The task.
Extract every line below that contains the word "SDTVAR".

——————————

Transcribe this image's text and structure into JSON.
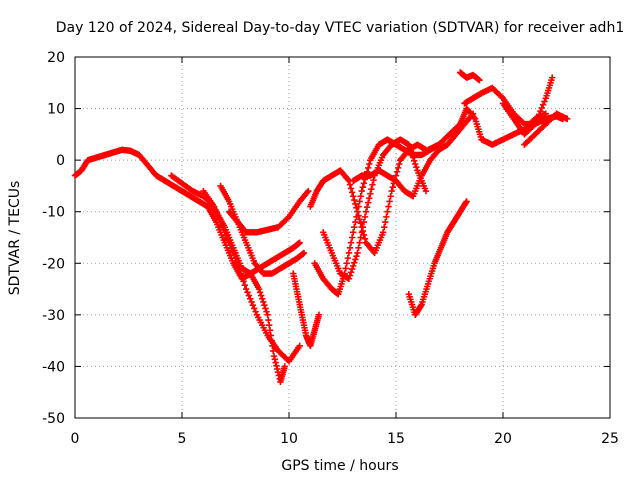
{
  "chart_data": {
    "type": "scatter",
    "title": "Day 120 of 2024, Sidereal Day-to-day VTEC variation (SDTVAR) for receiver adh1",
    "xlabel": "GPS time / hours",
    "ylabel": "SDTVAR / TECUs",
    "xlim": [
      0,
      25
    ],
    "ylim": [
      -50,
      20
    ],
    "xticks": [
      0,
      5,
      10,
      15,
      20,
      25
    ],
    "yticks": [
      -50,
      -40,
      -30,
      -20,
      -10,
      0,
      10,
      20
    ],
    "grid": true,
    "marker": "plus",
    "color": "#ff0000",
    "series": [
      {
        "x": [
          0.0,
          0.3,
          0.6,
          1.0,
          1.4,
          1.8,
          2.2,
          2.6,
          3.0,
          3.4,
          3.8,
          4.2,
          4.6,
          5.0,
          5.4,
          5.8,
          6.2,
          6.6,
          7.0,
          7.4,
          7.8,
          8.2,
          8.6,
          9.0,
          9.3,
          9.6,
          9.8
        ],
        "y": [
          -3,
          -2,
          0,
          0.5,
          1,
          1.5,
          2,
          1.8,
          1,
          -1,
          -3,
          -4,
          -5,
          -6,
          -7,
          -8,
          -9,
          -12,
          -16,
          -20,
          -23,
          -22,
          -25,
          -30,
          -38,
          -43,
          -40
        ]
      },
      {
        "x": [
          4.5,
          5.0,
          5.5,
          6.0,
          6.3,
          6.6,
          7.0,
          7.4,
          7.8,
          8.2,
          8.6,
          9.0,
          9.4,
          9.8,
          10.2,
          10.5
        ],
        "y": [
          -3,
          -4.5,
          -6,
          -7,
          -8,
          -10,
          -13,
          -17,
          -21,
          -22,
          -21,
          -20,
          -19,
          -18,
          -17,
          -16
        ]
      },
      {
        "x": [
          6.0,
          6.5,
          7.0,
          7.5,
          8.0,
          8.5,
          9.0,
          9.5,
          10.0,
          10.5
        ],
        "y": [
          -6,
          -9,
          -14,
          -19,
          -25,
          -30,
          -34,
          -37,
          -39,
          -36
        ]
      },
      {
        "x": [
          7.2,
          7.6,
          8.0,
          8.5,
          9.0,
          9.5,
          10.0,
          10.5,
          10.9
        ],
        "y": [
          -10,
          -12,
          -14,
          -14,
          -13.5,
          -13,
          -11,
          -8,
          -6
        ]
      },
      {
        "x": [
          6.8,
          7.2,
          7.6,
          8.0,
          8.4,
          8.8,
          9.2,
          9.6,
          10.0,
          10.4,
          10.7
        ],
        "y": [
          -5,
          -8,
          -12,
          -16,
          -20,
          -22,
          -22,
          -21,
          -20,
          -19,
          -18
        ]
      },
      {
        "x": [
          10.2,
          10.4,
          10.6,
          10.8,
          11.0,
          11.2,
          11.4
        ],
        "y": [
          -22,
          -26,
          -30,
          -34,
          -36,
          -33,
          -30
        ]
      },
      {
        "x": [
          11.0,
          11.3,
          11.6,
          12.0,
          12.4,
          12.8,
          13.2,
          13.6,
          14.0,
          14.4,
          14.8,
          15.2,
          15.6,
          16.0,
          16.4
        ],
        "y": [
          -9,
          -6,
          -4,
          -3,
          -2,
          -4,
          -10,
          -16,
          -18,
          -14,
          -6,
          0,
          2,
          3,
          2
        ]
      },
      {
        "x": [
          11.2,
          11.6,
          12.0,
          12.3,
          12.6,
          13.0,
          13.4,
          13.8,
          14.2,
          14.6,
          15.0,
          15.4,
          15.8,
          16.2,
          16.6,
          17.0
        ],
        "y": [
          -20,
          -23,
          -25,
          -26,
          -22,
          -14,
          -6,
          0,
          3,
          4,
          3,
          2,
          1,
          1,
          2,
          3
        ]
      },
      {
        "x": [
          11.6,
          12.0,
          12.4,
          12.8,
          13.2,
          13.6,
          14.0,
          14.4,
          14.8,
          15.2,
          15.6,
          16.0,
          16.4
        ],
        "y": [
          -14,
          -18,
          -22,
          -23,
          -18,
          -10,
          -3,
          1,
          3,
          4,
          3,
          -2,
          -6
        ]
      },
      {
        "x": [
          13.0,
          13.4,
          13.8,
          14.2,
          14.6,
          15.0,
          15.4,
          15.8,
          16.2,
          16.6,
          17.0,
          17.4,
          17.8,
          18.2,
          18.6
        ],
        "y": [
          -4,
          -3,
          -3,
          -2,
          -3,
          -4,
          -6,
          -7,
          -3,
          0,
          2,
          3,
          5,
          7,
          9
        ]
      },
      {
        "x": [
          15.6,
          15.9,
          16.2,
          16.5,
          16.8,
          17.1,
          17.4,
          17.7,
          18.0,
          18.3
        ],
        "y": [
          -26,
          -30,
          -28,
          -24,
          -20,
          -17,
          -14,
          -12,
          -10,
          -8
        ]
      },
      {
        "x": [
          16.5,
          17.0,
          17.5,
          18.0,
          18.3,
          18.7,
          19.0,
          19.5,
          20.0,
          20.5,
          21.0,
          21.5,
          22.0
        ],
        "y": [
          2,
          3,
          5,
          7,
          10,
          8,
          4,
          3,
          4,
          5,
          6,
          8,
          9
        ]
      },
      {
        "x": [
          18.2,
          18.6,
          19.0,
          19.5,
          20.0,
          20.5,
          21.0,
          21.5,
          22.0,
          22.5,
          22.8
        ],
        "y": [
          11,
          12,
          13,
          14,
          12,
          9,
          7,
          7,
          8,
          8.5,
          8
        ]
      },
      {
        "x": [
          20.0,
          20.5,
          21.0,
          21.5,
          22.0,
          22.3
        ],
        "y": [
          11,
          8,
          5,
          7,
          12,
          16
        ]
      },
      {
        "x": [
          21.0,
          21.5,
          22.0,
          22.5,
          23.0
        ],
        "y": [
          3,
          5,
          7,
          9,
          8
        ]
      },
      {
        "x": [
          18.0,
          18.3,
          18.6,
          18.9
        ],
        "y": [
          17,
          16,
          16.5,
          15.5
        ]
      }
    ]
  }
}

——————————

Final answer.
    "title": "Day 120 of 2024, Sidereal Day-to-day VTEC variation (SDTVAR) for receiver adh1",
    "ylabel": "SDTVAR / TECUs",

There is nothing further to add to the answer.